REQUIREMENTS:
Gather all lines with the word "测一次样品吸光度" in them.

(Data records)
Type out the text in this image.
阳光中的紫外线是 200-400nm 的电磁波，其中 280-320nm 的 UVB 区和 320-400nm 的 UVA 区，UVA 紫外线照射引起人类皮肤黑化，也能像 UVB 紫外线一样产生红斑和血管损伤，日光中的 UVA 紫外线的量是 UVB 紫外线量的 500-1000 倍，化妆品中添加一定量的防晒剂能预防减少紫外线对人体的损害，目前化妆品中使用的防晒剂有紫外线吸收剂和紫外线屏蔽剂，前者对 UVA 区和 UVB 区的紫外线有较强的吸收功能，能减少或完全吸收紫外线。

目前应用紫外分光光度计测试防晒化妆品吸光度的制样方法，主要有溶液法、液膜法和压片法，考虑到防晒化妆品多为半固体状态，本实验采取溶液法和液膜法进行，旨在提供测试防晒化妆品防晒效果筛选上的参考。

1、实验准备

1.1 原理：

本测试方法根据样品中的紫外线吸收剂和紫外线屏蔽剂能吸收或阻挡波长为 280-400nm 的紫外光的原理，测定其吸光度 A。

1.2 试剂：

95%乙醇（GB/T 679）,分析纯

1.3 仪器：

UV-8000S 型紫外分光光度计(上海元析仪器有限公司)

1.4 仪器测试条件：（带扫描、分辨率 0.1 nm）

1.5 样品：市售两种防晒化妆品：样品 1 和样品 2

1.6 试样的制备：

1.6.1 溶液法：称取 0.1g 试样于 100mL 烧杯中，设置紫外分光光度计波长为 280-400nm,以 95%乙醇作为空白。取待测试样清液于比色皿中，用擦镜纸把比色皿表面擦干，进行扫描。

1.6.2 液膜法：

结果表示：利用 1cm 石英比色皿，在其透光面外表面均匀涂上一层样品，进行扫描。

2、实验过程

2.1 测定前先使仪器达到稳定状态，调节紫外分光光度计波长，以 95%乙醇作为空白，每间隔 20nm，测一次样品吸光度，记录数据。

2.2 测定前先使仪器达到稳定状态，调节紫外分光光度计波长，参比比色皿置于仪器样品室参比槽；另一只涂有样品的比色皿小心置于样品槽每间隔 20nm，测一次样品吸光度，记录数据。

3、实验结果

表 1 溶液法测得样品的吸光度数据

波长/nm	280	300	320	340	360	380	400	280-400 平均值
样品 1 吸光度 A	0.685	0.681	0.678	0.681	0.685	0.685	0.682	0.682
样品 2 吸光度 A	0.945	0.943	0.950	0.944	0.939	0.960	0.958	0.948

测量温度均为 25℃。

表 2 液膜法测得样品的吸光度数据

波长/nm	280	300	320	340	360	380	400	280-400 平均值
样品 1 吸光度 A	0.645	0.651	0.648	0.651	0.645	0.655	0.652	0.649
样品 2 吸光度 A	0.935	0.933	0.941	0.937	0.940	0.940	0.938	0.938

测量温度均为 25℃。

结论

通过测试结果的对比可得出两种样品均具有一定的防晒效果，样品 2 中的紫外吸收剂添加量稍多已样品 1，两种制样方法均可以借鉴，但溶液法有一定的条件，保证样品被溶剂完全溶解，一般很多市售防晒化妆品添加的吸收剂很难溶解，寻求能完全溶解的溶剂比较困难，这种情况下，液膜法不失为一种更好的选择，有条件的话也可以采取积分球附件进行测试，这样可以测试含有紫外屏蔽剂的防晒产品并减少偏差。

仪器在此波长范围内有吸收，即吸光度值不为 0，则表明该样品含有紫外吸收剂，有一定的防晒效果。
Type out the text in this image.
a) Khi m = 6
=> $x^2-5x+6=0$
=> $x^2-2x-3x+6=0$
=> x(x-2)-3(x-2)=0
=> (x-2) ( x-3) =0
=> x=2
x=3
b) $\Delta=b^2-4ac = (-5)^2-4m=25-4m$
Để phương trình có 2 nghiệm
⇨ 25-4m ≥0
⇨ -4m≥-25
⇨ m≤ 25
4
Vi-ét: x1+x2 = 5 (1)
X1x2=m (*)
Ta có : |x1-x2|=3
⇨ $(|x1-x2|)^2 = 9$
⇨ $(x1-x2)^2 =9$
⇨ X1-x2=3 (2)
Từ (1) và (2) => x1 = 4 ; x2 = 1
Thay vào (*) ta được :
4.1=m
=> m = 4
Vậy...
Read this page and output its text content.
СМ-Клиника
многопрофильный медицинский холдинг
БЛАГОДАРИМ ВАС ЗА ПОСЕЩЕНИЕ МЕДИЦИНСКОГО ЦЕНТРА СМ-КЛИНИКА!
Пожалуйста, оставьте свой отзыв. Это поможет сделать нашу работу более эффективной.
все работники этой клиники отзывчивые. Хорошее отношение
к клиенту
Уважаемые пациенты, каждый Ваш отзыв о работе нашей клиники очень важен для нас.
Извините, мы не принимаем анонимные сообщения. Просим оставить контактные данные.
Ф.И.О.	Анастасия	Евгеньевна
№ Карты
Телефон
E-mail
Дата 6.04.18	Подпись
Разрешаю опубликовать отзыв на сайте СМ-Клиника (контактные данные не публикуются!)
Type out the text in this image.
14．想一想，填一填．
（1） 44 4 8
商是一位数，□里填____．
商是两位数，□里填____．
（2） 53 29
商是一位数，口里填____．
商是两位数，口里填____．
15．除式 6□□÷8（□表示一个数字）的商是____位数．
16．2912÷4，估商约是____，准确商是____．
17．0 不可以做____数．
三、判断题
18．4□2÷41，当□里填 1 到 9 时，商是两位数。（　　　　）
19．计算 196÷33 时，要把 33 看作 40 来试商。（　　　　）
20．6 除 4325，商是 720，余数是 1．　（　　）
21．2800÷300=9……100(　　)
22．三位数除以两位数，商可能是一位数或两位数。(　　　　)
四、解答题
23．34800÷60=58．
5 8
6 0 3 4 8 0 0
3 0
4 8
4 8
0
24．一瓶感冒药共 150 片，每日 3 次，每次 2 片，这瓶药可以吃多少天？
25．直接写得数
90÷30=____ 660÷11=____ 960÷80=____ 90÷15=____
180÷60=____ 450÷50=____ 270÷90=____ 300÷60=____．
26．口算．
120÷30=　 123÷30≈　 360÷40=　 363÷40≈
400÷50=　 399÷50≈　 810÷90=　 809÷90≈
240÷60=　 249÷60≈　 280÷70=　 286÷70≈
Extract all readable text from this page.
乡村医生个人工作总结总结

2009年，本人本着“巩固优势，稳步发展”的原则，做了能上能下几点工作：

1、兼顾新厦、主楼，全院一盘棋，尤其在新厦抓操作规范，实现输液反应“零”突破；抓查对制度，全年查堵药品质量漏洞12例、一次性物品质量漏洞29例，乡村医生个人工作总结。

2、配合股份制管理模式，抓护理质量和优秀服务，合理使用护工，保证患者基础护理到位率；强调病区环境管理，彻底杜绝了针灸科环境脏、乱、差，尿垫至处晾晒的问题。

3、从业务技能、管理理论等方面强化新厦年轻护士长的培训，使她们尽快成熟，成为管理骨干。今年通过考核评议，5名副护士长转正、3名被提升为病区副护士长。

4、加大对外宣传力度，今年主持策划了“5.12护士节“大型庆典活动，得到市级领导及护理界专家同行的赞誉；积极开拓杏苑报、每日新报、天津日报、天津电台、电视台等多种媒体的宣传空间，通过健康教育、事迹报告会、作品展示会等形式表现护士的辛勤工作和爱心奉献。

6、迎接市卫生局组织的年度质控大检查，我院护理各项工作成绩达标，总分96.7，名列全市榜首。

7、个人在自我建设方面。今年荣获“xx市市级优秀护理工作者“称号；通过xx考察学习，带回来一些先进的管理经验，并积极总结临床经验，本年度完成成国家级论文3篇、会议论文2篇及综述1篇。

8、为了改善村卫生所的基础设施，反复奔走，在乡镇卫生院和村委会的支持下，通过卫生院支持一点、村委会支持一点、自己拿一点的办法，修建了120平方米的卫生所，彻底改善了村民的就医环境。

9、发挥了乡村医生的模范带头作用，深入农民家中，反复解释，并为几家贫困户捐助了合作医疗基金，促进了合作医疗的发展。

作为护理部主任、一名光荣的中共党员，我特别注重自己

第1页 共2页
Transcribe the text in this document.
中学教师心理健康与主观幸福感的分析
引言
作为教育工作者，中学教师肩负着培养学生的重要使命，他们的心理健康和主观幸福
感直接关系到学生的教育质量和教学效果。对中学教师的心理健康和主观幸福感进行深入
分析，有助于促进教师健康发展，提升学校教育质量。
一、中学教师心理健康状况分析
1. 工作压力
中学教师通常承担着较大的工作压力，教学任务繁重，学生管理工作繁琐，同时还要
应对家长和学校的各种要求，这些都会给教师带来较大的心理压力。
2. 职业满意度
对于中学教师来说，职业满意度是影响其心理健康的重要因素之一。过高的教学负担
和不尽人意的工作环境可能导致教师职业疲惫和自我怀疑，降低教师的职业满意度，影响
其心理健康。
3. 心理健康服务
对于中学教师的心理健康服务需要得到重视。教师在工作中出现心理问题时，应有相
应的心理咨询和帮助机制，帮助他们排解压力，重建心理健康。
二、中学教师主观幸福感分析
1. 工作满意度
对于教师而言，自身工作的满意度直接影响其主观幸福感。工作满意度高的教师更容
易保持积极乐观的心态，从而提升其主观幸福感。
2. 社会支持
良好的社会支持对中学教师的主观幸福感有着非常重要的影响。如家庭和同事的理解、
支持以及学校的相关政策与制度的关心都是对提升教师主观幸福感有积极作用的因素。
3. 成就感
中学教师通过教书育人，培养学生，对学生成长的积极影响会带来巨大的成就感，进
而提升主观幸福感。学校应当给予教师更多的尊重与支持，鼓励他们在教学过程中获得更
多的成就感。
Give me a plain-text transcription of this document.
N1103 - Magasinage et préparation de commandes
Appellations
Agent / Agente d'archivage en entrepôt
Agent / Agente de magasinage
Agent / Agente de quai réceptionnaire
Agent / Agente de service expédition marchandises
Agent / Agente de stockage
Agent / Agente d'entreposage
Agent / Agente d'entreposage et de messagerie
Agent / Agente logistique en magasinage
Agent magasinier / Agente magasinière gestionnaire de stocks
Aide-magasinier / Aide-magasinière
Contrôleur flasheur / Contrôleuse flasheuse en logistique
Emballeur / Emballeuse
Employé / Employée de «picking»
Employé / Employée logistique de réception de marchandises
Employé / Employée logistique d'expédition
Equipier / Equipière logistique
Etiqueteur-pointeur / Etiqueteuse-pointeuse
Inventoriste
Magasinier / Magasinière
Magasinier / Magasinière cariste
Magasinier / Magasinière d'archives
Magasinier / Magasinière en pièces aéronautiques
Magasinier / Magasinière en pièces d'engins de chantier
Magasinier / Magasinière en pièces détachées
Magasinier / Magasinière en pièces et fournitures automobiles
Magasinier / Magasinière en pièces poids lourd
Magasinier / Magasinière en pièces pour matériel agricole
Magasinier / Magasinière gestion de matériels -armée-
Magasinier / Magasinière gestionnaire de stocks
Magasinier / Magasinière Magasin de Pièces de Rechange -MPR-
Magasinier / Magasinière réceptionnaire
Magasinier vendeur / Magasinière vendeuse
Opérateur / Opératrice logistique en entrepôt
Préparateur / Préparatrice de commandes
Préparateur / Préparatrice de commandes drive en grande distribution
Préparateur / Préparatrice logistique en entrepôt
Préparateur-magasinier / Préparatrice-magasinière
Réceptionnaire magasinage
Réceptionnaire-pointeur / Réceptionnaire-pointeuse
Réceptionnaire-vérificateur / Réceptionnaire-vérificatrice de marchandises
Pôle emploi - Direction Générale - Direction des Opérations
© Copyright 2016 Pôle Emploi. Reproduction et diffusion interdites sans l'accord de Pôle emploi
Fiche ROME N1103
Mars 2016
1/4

FULL OUTPUT:
2.1 测定前先使仪器达到稳定状态，调节紫外分光光度计波长，以 95%乙醇作为空白，每间隔 20nm，测一次样品吸光度，记录数据。
2.2 测定前先使仪器达到稳定状态，调节紫外分光光度计波长，参比比色皿置于仪器样品室参比槽；另一只涂有样品的比色皿小心置于样品槽每间隔 20nm，测一次样品吸光度，记录数据。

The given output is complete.